→ **Extracto del texto**:
Joaquín Mª Aguirre (UCM)
Es el signo de los tiempos. La verdad ha dejado de tener interés científico y filosófico y su lugar ha sido ocupado por los estudios y ensayos sobre la mentira. El concepto ha quedado anticuado, como algo característico de tiempos ingenuos en los que todavía se podían afirmar las cosas con seguridad y convicción. La verdad formaba una larga cadena que comenzaba en lo revelado y acababa en nuestras vidas cotidianas. Todo estaba claro si se consultaban las fuentes adecuadas. Aunque la verdad revelada dejara de tener peso y fuese sustituida por las verdades de la razón y después por las de la ciencia, lo cierto es que todas han entrado en el dique seco de las reparaciones por tiempo indefinido.

→ **Extractos de registros**:
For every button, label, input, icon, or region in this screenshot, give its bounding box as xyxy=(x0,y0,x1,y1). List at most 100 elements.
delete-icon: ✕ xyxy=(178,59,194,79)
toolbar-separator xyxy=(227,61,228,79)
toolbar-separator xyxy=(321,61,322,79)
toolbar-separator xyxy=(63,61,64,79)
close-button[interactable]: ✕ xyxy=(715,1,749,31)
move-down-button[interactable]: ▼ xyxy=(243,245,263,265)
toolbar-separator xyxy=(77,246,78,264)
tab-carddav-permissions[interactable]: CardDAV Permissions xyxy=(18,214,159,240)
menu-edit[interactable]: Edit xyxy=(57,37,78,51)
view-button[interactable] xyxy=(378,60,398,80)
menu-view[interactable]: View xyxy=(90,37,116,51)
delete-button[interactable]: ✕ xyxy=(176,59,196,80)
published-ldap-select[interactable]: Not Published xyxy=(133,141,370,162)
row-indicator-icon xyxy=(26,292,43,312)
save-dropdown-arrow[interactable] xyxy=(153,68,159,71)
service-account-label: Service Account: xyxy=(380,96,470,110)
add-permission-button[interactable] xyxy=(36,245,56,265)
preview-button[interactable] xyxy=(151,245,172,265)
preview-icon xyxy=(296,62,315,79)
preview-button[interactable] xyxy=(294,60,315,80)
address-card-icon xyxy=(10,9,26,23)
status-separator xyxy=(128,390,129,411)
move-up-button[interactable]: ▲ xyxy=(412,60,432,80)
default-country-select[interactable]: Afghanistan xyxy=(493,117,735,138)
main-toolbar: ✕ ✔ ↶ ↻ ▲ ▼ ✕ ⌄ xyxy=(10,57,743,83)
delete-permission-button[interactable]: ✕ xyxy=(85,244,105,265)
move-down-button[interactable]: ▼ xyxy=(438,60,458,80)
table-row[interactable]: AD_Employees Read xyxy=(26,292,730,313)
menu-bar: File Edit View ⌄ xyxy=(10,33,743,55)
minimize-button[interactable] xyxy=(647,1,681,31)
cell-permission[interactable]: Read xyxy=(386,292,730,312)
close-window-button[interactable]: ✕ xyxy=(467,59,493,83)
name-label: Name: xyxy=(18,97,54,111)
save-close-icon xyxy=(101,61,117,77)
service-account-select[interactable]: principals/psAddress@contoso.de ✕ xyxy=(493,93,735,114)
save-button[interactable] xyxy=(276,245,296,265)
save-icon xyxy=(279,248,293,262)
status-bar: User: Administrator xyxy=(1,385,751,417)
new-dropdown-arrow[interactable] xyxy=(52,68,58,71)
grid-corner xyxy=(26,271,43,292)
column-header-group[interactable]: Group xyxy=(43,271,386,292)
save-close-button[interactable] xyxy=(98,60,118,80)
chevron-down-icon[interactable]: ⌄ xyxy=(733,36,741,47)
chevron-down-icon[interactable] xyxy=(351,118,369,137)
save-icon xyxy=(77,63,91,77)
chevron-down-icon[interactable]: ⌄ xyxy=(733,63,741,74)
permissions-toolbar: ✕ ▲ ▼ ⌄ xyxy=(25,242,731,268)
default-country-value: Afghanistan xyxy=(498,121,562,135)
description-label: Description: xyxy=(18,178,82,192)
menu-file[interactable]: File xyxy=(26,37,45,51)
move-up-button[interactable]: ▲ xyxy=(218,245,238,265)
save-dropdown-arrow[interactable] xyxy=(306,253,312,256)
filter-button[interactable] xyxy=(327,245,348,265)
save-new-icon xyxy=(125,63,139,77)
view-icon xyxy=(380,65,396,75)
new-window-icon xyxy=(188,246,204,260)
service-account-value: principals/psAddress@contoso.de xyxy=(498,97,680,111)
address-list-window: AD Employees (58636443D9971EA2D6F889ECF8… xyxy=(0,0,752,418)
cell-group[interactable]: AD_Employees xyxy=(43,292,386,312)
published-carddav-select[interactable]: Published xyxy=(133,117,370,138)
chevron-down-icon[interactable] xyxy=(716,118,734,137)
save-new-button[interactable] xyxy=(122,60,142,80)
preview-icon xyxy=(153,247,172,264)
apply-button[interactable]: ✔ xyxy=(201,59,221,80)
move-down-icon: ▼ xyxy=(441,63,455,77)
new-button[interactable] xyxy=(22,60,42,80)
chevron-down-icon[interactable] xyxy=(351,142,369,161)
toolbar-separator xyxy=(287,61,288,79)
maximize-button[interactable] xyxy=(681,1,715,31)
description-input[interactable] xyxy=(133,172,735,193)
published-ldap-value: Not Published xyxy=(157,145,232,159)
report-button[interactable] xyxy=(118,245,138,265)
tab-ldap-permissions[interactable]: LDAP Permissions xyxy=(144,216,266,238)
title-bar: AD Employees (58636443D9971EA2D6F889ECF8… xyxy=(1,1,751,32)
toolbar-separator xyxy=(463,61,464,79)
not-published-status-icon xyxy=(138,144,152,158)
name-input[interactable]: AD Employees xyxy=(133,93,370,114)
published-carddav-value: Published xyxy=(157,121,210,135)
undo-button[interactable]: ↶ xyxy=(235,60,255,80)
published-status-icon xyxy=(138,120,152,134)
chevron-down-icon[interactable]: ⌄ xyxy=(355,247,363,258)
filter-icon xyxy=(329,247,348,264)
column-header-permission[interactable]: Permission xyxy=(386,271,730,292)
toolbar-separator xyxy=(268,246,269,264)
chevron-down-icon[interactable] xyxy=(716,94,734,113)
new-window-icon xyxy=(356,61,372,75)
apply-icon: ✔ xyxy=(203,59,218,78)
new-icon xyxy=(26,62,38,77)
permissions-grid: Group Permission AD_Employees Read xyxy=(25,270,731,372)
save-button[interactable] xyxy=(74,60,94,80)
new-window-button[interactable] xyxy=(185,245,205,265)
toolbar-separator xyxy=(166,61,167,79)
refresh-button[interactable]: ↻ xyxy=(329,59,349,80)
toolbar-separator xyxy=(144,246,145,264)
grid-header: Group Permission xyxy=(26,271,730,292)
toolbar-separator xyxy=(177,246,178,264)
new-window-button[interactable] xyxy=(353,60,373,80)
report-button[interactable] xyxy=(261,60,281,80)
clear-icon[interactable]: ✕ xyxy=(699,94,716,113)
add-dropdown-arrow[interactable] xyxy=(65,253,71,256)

→ **Sus tareas**:
**A)** Según el texto sobre la verdad, ¿qué ha pasado a ocupar el lugar de la verdad?
**B)** Cite los registros desde su primera línea hasta la línea que contiene "close-window-button[interactable]: ✕ xyxy=(467,59,493,83)", ambas incluidas.

→ **Respuestas a tareas**:
**A)** Los estudios y ensayos sobre la mentira.

**B)**
For every button, label, input, icon, or region in this screenshot, give its bounding box as xyxy=(x0,y0,x1,y1). List at most 100 elements.
delete-icon: ✕ xyxy=(178,59,194,79)
toolbar-separator xyxy=(227,61,228,79)
toolbar-separator xyxy=(321,61,322,79)
toolbar-separator xyxy=(63,61,64,79)
close-button[interactable]: ✕ xyxy=(715,1,749,31)
move-down-button[interactable]: ▼ xyxy=(243,245,263,265)
toolbar-separator xyxy=(77,246,78,264)
tab-carddav-permissions[interactable]: CardDAV Permissions xyxy=(18,214,159,240)
menu-edit[interactable]: Edit xyxy=(57,37,78,51)
view-button[interactable] xyxy=(378,60,398,80)
menu-view[interactable]: View xyxy=(90,37,116,51)
delete-button[interactable]: ✕ xyxy=(176,59,196,80)
published-ldap-select[interactable]: Not Published xyxy=(133,141,370,162)
row-indicator-icon xyxy=(26,292,43,312)
save-dropdown-arrow[interactable] xyxy=(153,68,159,71)
service-account-label: Service Account: xyxy=(380,96,470,110)
add-permission-button[interactable] xyxy=(36,245,56,265)
preview-button[interactable] xyxy=(151,245,172,265)
preview-icon xyxy=(296,62,315,79)
preview-button[interactable] xyxy=(294,60,315,80)
address-card-icon xyxy=(10,9,26,23)
status-separator xyxy=(128,390,129,411)
move-up-button[interactable]: ▲ xyxy=(412,60,432,80)
default-country-select[interactable]: Afghanistan xyxy=(493,117,735,138)
main-toolbar: ✕ ✔ ↶ ↻ ▲ ▼ ✕ ⌄ xyxy=(10,57,743,83)
delete-permission-button[interactable]: ✕ xyxy=(85,244,105,265)
move-down-button[interactable]: ▼ xyxy=(438,60,458,80)
table-row[interactable]: AD_Employees Read xyxy=(26,292,730,313)
menu-bar: File Edit View ⌄ xyxy=(10,33,743,55)
minimize-button[interactable] xyxy=(647,1,681,31)
cell-permission[interactable]: Read xyxy=(386,292,730,312)
close-window-button[interactable]: ✕ xyxy=(467,59,493,83)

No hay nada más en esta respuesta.